Recorded data
-- Begin --
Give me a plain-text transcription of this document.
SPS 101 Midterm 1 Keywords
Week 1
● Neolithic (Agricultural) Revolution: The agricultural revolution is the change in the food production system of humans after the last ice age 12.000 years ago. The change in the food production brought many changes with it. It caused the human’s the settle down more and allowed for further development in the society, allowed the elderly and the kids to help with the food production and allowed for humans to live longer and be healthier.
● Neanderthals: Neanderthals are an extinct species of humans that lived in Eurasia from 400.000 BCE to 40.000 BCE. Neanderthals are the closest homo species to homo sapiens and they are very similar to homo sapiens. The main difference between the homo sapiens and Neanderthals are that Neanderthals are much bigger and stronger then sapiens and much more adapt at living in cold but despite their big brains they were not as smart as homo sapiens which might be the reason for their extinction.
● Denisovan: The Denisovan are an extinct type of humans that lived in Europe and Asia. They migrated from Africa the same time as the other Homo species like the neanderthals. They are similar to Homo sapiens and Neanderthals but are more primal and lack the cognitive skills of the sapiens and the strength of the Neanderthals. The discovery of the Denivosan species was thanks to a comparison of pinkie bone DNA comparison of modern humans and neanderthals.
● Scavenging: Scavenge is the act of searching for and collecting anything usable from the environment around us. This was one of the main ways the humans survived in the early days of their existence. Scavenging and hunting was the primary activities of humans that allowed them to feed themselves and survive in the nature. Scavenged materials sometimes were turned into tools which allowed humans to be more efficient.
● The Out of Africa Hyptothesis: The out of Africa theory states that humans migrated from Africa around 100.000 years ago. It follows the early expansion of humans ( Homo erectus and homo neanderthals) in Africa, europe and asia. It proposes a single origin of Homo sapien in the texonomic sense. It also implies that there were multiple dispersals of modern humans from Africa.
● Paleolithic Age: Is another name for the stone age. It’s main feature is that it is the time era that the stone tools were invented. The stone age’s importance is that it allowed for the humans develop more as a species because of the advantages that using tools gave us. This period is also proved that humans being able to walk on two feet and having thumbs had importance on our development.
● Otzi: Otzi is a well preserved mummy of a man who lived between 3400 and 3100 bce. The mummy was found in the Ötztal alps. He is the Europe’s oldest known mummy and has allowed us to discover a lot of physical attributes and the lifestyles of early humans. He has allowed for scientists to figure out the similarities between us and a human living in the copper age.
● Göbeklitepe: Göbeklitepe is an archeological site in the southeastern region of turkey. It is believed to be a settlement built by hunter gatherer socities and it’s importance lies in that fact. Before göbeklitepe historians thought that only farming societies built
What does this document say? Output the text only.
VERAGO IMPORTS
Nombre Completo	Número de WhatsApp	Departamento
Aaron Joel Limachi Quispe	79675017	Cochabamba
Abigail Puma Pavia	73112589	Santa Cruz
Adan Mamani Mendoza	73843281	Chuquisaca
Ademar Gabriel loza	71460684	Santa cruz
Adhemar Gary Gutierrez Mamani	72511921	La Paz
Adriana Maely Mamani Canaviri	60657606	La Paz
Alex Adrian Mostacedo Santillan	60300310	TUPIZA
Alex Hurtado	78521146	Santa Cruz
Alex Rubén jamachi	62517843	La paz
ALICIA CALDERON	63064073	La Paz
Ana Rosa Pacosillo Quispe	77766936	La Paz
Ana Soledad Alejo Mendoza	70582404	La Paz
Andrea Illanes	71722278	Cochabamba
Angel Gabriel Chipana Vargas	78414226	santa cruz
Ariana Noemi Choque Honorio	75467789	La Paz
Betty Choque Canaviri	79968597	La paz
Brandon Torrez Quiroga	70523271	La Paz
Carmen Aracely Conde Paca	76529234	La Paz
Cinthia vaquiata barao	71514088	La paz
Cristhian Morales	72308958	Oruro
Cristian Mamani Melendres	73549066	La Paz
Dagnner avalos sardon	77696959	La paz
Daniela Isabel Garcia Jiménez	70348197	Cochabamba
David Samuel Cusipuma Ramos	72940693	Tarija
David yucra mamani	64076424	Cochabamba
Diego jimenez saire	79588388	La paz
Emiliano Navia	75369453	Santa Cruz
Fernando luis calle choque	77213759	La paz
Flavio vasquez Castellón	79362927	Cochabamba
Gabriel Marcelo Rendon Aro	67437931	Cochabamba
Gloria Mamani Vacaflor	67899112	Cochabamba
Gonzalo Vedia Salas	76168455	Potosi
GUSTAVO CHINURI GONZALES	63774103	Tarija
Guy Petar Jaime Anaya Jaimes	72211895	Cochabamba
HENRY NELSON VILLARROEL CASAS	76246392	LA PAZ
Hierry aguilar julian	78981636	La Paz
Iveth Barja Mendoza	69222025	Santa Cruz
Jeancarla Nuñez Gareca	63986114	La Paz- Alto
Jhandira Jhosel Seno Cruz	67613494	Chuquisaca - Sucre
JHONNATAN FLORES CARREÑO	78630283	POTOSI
-- End --
Considering only the records above, state the number of lines that include the word "Cochabamba", with nothing added.

8